— TASK STATEMENT —
The records below must be written out exactly, with every picture left behind.

— SUPPLIED INFORMATION —
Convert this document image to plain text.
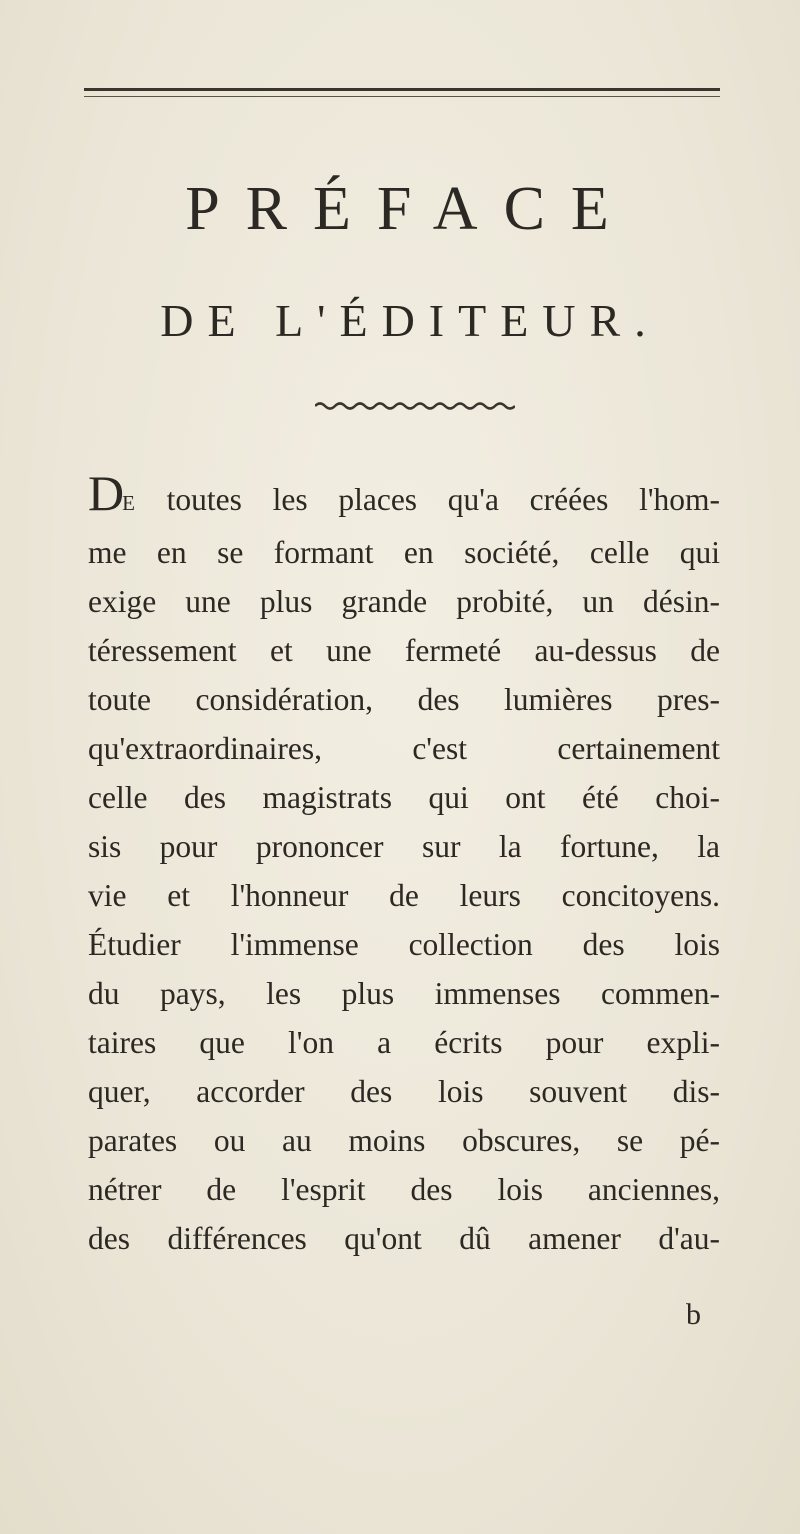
PRÉFACE
DE L'ÉDITEUR.
DE toutes les places qu'a créées l'hom-
me en se formant en société, celle qui
exige une plus grande probité, un désin-
téressement et une fermeté au-dessus de
toute considération, des lumières pres-
qu'extraordinaires, c'est certainement
celle des magistrats qui ont été choi-
sis pour prononcer sur la fortune, la
vie et l'honneur de leurs concitoyens.
Étudier l'immense collection des lois
du pays, les plus immenses commen-
taires que l'on a écrits pour expli-
quer, accorder des lois souvent dis-
parates ou au moins obscures, se pé-
nétrer de l'esprit des lois anciennes,
des différences qu'ont dû amener d'au-

b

— OUTPUT FOR THIS TASK —
Convert this document image to plain text.
PRÉFACE
DE L'ÉDITEUR.
DE toutes les places qu'a créées l'hom-
me en se formant en société, celle qui
exige une plus grande probité, un désin-
téressement et une fermeté au-dessus de
toute considération, des lumières pres-
qu'extraordinaires, c'est certainement
celle des magistrats qui ont été choi-
sis pour prononcer sur la fortune, la
vie et l'honneur de leurs concitoyens.
Étudier l'immense collection des lois
du pays, les plus immenses commen-
taires que l'on a écrits pour expli-
quer, accorder des lois souvent dis-
parates ou au moins obscures, se pé-
nétrer de l'esprit des lois anciennes,
des différences qu'ont dû amener d'au-

b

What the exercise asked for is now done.